Raw records
>> start
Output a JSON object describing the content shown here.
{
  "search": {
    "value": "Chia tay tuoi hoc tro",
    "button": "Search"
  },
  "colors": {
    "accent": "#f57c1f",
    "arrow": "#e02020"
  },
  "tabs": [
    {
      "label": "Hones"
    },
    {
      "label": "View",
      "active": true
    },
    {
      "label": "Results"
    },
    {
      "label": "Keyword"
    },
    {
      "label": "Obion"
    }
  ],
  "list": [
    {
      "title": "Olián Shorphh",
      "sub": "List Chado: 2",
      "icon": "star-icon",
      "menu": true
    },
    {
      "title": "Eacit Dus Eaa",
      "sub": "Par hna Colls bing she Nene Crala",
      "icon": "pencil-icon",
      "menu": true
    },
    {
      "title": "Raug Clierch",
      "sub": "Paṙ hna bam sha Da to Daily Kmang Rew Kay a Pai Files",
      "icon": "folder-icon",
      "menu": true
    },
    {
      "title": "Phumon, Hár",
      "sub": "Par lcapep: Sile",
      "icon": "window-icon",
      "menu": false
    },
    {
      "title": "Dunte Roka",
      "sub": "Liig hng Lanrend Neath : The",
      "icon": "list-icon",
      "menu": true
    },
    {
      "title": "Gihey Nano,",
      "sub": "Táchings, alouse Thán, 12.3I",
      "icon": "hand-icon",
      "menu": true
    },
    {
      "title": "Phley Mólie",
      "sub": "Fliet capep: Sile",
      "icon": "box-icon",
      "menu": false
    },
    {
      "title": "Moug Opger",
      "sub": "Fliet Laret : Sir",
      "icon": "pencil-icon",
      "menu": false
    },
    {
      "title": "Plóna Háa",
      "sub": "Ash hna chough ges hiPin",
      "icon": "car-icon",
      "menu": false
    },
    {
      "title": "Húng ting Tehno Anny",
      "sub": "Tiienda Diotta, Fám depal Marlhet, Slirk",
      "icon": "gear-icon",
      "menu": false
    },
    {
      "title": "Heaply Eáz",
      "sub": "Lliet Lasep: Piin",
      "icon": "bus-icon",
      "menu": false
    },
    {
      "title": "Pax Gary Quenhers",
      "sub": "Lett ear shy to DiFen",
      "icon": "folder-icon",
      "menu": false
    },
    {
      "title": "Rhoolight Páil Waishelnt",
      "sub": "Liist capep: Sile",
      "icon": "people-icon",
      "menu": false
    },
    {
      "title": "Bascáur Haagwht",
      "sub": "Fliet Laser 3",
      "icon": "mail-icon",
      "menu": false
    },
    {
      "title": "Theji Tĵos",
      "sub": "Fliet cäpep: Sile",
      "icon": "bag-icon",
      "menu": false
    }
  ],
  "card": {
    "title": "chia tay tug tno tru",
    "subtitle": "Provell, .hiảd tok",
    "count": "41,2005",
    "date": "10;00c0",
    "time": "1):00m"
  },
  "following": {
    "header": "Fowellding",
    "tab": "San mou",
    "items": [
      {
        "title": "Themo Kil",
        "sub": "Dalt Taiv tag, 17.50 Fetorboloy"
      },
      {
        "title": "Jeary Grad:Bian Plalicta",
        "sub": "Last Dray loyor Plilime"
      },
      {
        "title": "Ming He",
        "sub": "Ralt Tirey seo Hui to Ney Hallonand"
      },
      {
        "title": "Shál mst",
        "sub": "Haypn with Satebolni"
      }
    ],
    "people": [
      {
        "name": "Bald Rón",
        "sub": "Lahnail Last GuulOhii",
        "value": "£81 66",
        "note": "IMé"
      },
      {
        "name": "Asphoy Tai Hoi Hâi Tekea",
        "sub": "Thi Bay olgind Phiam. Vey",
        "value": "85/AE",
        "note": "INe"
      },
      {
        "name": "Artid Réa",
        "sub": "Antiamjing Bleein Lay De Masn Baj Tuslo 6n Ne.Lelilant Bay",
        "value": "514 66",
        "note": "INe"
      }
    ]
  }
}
>> end
Lines that hold "name" are the ones to copy; find all of them.

        "name": "Bald Rón",
        "name": "Asphoy Tai Hoi Hâi Tekea",
        "name": "Artid Réa",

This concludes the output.